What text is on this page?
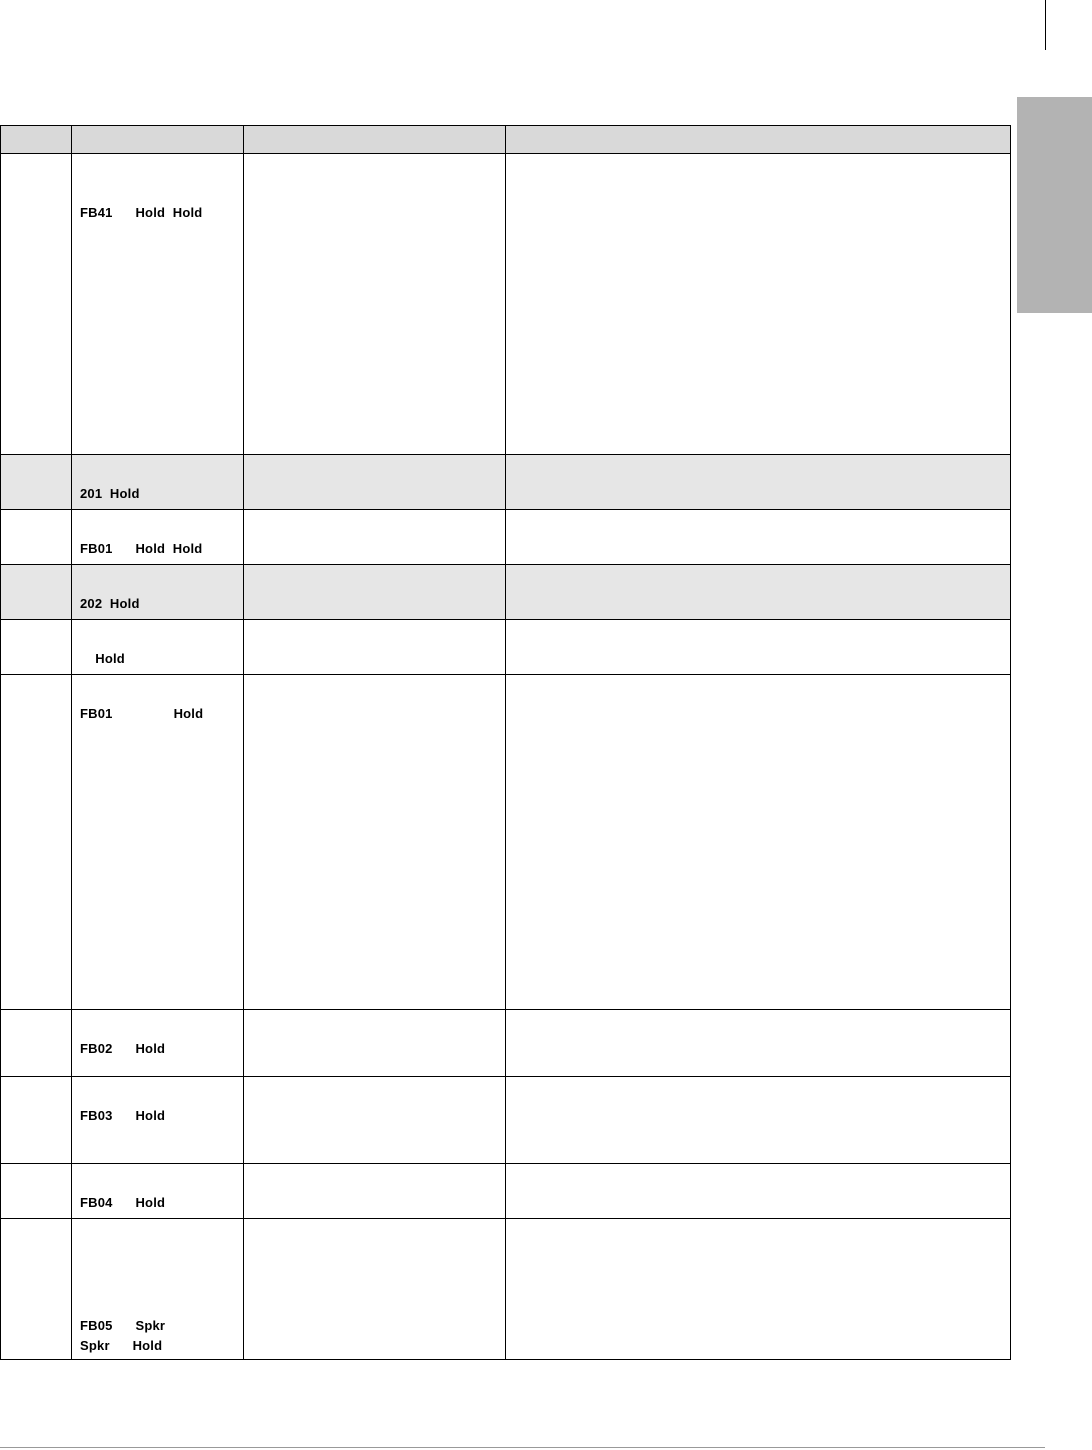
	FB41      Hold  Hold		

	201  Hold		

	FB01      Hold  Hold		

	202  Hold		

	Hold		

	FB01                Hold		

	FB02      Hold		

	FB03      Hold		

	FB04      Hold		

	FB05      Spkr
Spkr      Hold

----------------

§ **Set exercise**
Every record above should be written out again exactly; the pictures stay out of the copy.

§ **Completed exercise**
What text is on this page?
	FB41      Hold  Hold		

	201  Hold		

	FB01      Hold  Hold		

	202  Hold		

	Hold		

	FB01                Hold		

	FB02      Hold		

	FB03      Hold		

	FB04      Hold		

	FB05      Spkr
Spkr      Hold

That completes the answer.